WHAT YOU NEED TO DO — Count the lines below that contain the word "prioritization", and report only that number.

[Data records]
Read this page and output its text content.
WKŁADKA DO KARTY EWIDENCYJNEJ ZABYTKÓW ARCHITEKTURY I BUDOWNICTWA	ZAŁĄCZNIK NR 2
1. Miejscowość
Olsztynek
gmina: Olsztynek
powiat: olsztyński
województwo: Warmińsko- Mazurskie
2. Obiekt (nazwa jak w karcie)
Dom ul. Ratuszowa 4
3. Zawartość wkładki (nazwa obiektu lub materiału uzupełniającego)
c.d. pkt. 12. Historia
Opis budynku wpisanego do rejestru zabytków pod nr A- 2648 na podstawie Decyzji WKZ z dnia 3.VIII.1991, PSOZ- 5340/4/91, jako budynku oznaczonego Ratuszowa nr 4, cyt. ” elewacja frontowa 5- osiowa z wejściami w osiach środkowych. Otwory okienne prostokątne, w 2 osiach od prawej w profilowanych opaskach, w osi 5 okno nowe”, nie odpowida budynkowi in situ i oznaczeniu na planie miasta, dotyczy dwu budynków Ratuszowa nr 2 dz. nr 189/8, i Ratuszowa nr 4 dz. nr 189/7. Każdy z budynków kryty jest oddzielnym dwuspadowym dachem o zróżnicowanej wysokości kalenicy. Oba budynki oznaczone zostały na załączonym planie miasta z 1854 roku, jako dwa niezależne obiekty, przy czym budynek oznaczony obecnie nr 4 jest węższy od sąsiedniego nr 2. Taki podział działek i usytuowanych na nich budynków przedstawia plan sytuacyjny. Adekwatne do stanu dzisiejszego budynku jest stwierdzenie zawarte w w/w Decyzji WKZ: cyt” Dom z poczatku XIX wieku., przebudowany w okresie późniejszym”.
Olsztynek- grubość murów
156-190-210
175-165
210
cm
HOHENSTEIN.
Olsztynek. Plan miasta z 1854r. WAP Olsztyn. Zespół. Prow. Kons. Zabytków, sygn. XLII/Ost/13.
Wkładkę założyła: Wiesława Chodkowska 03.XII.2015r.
--
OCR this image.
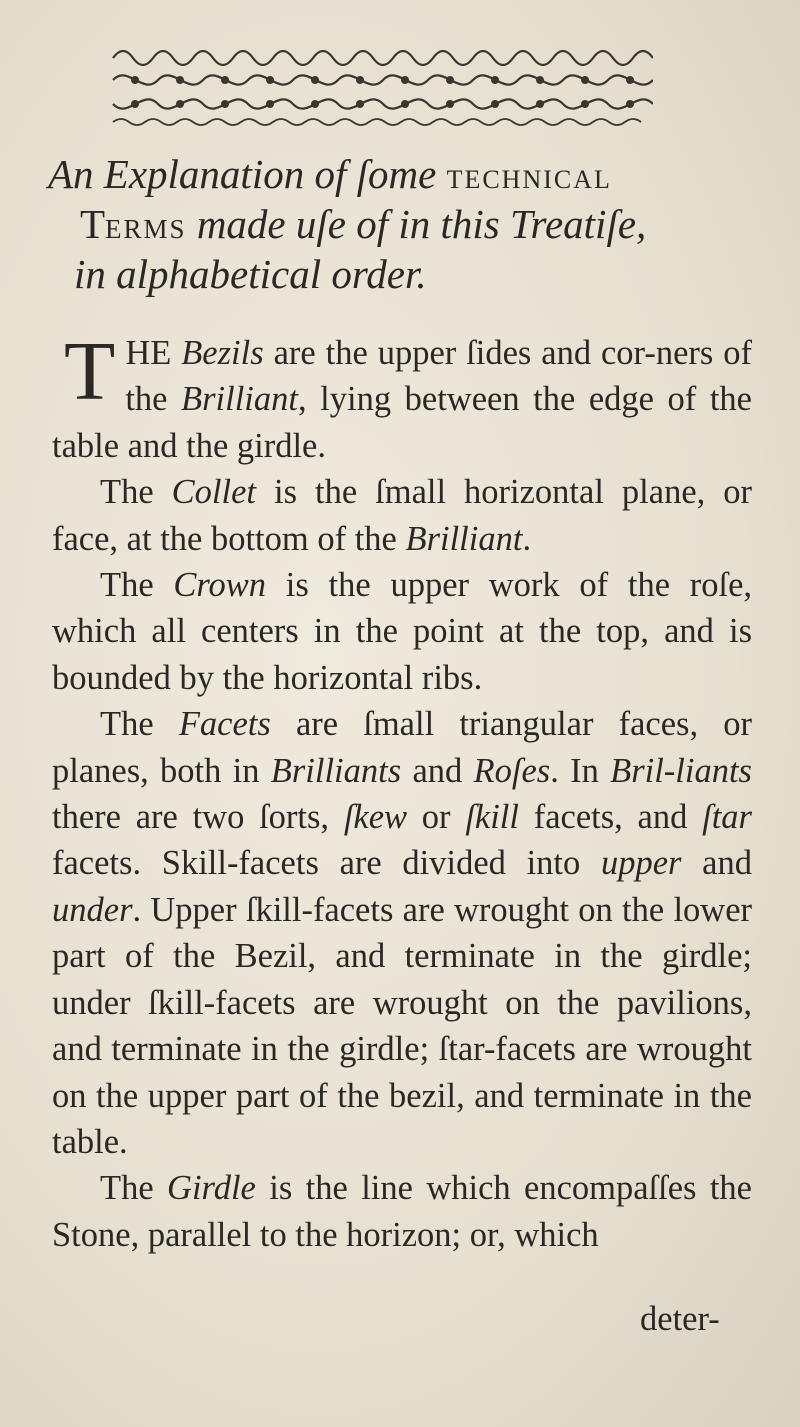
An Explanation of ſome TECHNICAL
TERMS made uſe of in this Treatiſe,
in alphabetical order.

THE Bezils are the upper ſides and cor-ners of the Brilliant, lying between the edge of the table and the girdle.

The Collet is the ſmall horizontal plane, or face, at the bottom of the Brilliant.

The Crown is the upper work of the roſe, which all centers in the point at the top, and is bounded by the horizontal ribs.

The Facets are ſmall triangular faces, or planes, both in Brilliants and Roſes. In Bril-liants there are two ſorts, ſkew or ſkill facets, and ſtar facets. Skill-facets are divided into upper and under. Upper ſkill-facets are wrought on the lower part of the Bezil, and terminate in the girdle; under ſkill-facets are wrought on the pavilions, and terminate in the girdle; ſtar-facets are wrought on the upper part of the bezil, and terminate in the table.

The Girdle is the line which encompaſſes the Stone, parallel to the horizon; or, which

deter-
--
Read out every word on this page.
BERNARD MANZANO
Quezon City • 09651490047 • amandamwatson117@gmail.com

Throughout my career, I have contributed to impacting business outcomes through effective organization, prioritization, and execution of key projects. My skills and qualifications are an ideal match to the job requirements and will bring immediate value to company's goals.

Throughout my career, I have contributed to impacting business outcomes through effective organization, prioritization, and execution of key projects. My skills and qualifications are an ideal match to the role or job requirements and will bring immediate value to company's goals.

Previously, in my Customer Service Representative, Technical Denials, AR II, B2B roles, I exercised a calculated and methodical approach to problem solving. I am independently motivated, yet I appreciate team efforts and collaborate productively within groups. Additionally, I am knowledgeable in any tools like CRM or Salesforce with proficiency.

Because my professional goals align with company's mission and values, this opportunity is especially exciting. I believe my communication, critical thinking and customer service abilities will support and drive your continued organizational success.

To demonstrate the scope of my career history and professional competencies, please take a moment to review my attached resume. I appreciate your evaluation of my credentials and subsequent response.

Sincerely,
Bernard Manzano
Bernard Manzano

SOLUTION FOR THIS PROBLEM — 2